What you have to do: Will you quote all of the entries, word for word?

Material supplied:
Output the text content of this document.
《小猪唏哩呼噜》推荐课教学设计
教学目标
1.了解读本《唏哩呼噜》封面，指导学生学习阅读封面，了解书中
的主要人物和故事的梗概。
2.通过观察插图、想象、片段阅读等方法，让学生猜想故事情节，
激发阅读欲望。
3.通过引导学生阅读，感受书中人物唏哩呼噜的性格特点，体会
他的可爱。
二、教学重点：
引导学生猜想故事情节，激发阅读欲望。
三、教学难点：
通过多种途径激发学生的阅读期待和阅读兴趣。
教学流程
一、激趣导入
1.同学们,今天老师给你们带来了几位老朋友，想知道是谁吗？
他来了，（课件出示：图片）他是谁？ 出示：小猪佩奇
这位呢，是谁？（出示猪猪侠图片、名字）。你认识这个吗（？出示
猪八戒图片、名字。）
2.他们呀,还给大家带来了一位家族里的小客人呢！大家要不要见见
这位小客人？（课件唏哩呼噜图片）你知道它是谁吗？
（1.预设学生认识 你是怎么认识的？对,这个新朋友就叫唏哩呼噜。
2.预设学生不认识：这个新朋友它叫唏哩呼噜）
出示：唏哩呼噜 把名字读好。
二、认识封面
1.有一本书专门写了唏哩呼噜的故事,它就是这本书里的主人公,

Task answer:
Output the text content of this document.
《小猪唏哩呼噜》推荐课教学设计
教学目标
1.了解读本《唏哩呼噜》封面，指导学生学习阅读封面，了解书中
的主要人物和故事的梗概。
2.通过观察插图、想象、片段阅读等方法，让学生猜想故事情节，
激发阅读欲望。
3.通过引导学生阅读，感受书中人物唏哩呼噜的性格特点，体会
他的可爱。
二、教学重点：
引导学生猜想故事情节，激发阅读欲望。
三、教学难点：
通过多种途径激发学生的阅读期待和阅读兴趣。
教学流程
一、激趣导入
1.同学们,今天老师给你们带来了几位老朋友，想知道是谁吗？
他来了，（课件出示：图片）他是谁？ 出示：小猪佩奇
这位呢，是谁？（出示猪猪侠图片、名字）。你认识这个吗（？出示
猪八戒图片、名字。）
2.他们呀,还给大家带来了一位家族里的小客人呢！大家要不要见见
这位小客人？（课件唏哩呼噜图片）你知道它是谁吗？
（1.预设学生认识 你是怎么认识的？对,这个新朋友就叫唏哩呼噜。
2.预设学生不认识：这个新朋友它叫唏哩呼噜）
出示：唏哩呼噜 把名字读好。
二、认识封面
1.有一本书专门写了唏哩呼噜的故事,它就是这本书里的主人公,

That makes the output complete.